** Figure content listings **
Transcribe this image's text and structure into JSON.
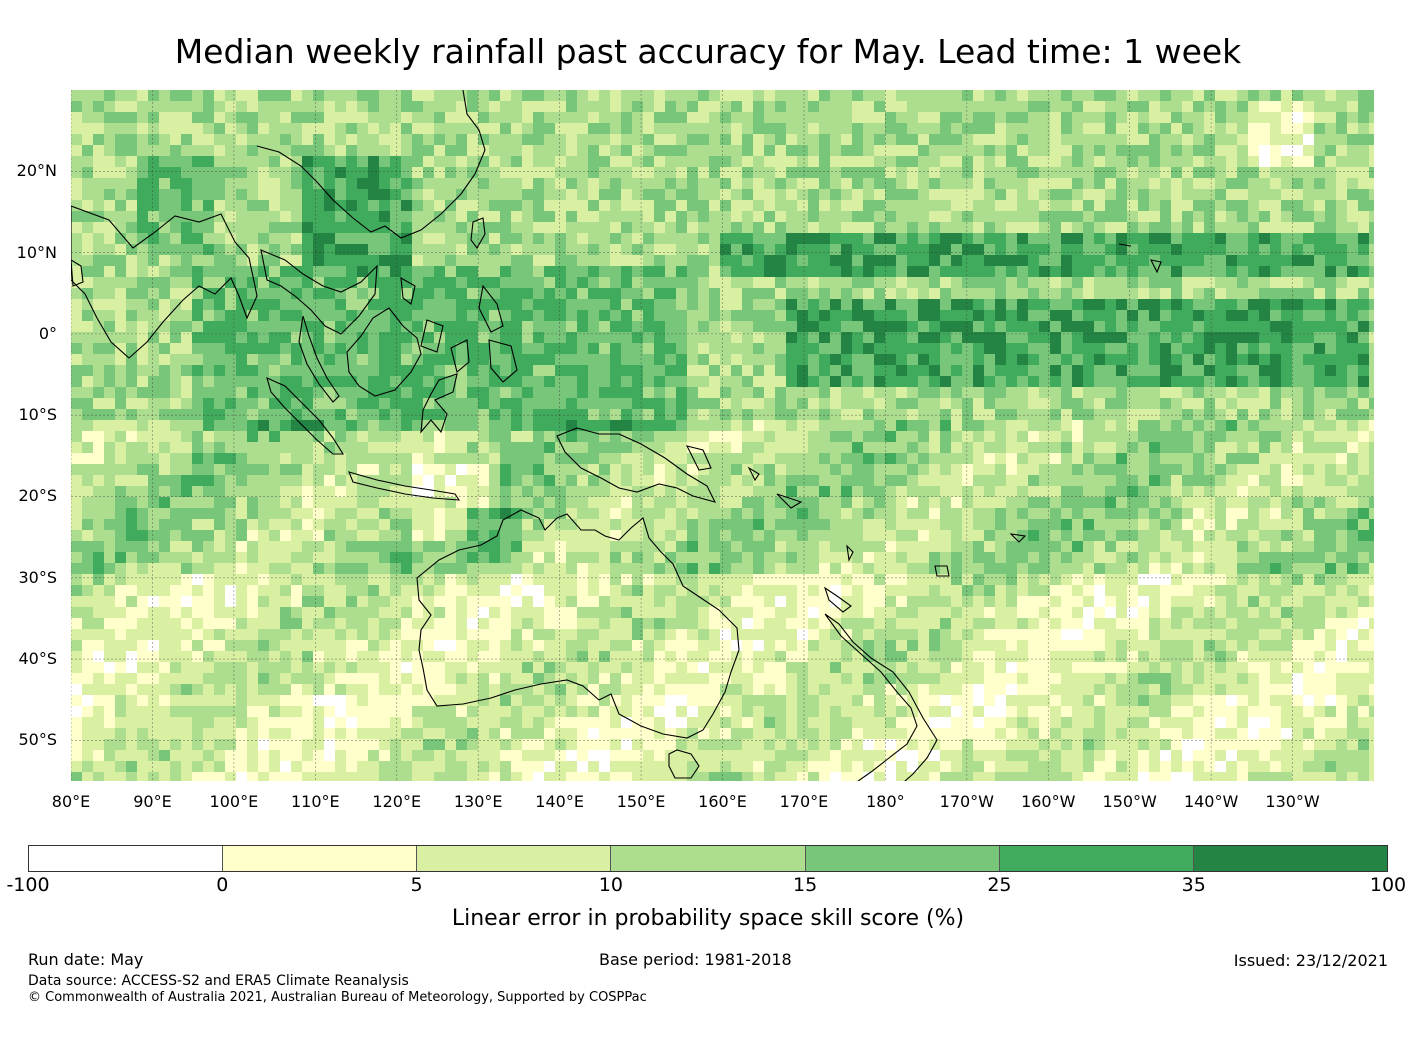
{
  "title": "Median weekly rainfall past accuracy for May. Lead time: 1 week",
  "map": {
    "lat_range": [
      -55,
      30
    ],
    "lon_range": [
      80,
      240
    ],
    "lat_ticks": [
      {
        "value": 20,
        "label": "20°N"
      },
      {
        "value": 10,
        "label": "10°N"
      },
      {
        "value": 0,
        "label": "0°"
      },
      {
        "value": -10,
        "label": "10°S"
      },
      {
        "value": -20,
        "label": "20°S"
      },
      {
        "value": -30,
        "label": "30°S"
      },
      {
        "value": -40,
        "label": "40°S"
      },
      {
        "value": -50,
        "label": "50°S"
      }
    ],
    "lon_ticks": [
      {
        "value": 80,
        "label": "80°E"
      },
      {
        "value": 90,
        "label": "90°E"
      },
      {
        "value": 100,
        "label": "100°E"
      },
      {
        "value": 110,
        "label": "110°E"
      },
      {
        "value": 120,
        "label": "120°E"
      },
      {
        "value": 130,
        "label": "130°E"
      },
      {
        "value": 140,
        "label": "140°E"
      },
      {
        "value": 150,
        "label": "150°E"
      },
      {
        "value": 160,
        "label": "160°E"
      },
      {
        "value": 170,
        "label": "170°E"
      },
      {
        "value": 180,
        "label": "180°"
      },
      {
        "value": 190,
        "label": "170°W"
      },
      {
        "value": 200,
        "label": "160°W"
      },
      {
        "value": 210,
        "label": "150°W"
      },
      {
        "value": 220,
        "label": "140°W"
      },
      {
        "value": 230,
        "label": "130°W"
      }
    ],
    "field_regions": [
      {
        "name": "equatorial-pacific-band",
        "lon": [
          168,
          240
        ],
        "lat": [
          -6,
          4
        ],
        "level": 6
      },
      {
        "name": "itcz-band",
        "lon": [
          160,
          240
        ],
        "lat": [
          7,
          13
        ],
        "level": 6
      },
      {
        "name": "south-china-sea-philippines",
        "lon": [
          108,
          122
        ],
        "lat": [
          7,
          22
        ],
        "level": 6
      },
      {
        "name": "bay-of-bengal",
        "lon": [
          88,
          98
        ],
        "lat": [
          10,
          22
        ],
        "level": 5
      },
      {
        "name": "maritime-continent",
        "lon": [
          95,
          155
        ],
        "lat": [
          -12,
          8
        ],
        "level": 5
      },
      {
        "name": "central-australia-dry",
        "lon": [
          122,
          131
        ],
        "lat": [
          -25,
          -16
        ],
        "level": 0
      },
      {
        "name": "central-australia-green",
        "lon": [
          128,
          135
        ],
        "lat": [
          -28,
          -22
        ],
        "level": 5
      },
      {
        "name": "northeast-pacific-dry",
        "lon": [
          225,
          233
        ],
        "lat": [
          20,
          28
        ],
        "level": 0
      },
      {
        "name": "southern-ocean-mixed",
        "lon": [
          80,
          240
        ],
        "lat": [
          -55,
          -30
        ],
        "level": 2
      }
    ]
  },
  "colorbar": {
    "label": "Linear error in probability space skill score (%)",
    "ticks": [
      "-100",
      "0",
      "5",
      "10",
      "15",
      "25",
      "35",
      "100"
    ],
    "colors": [
      "#ffffff",
      "#ffffcc",
      "#d9f0a3",
      "#addd8e",
      "#78c679",
      "#41ab5d",
      "#238443"
    ]
  },
  "footer": {
    "run_date": "Run date: May",
    "base_period": "Base period: 1981-2018",
    "issued": "Issued: 23/12/2021",
    "data_source": "Data source: ACCESS-S2 and ERA5 Climate Reanalysis",
    "copyright": "© Commonwealth of Australia 2021, Australian Bureau of Meteorology, Supported by COSPPac"
  }
}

** Instructions to follow **
Each line that holds the word "central" should be extracted from the records.

** Final result **
        "name": "central-australia-dry",
        "name": "central-australia-green",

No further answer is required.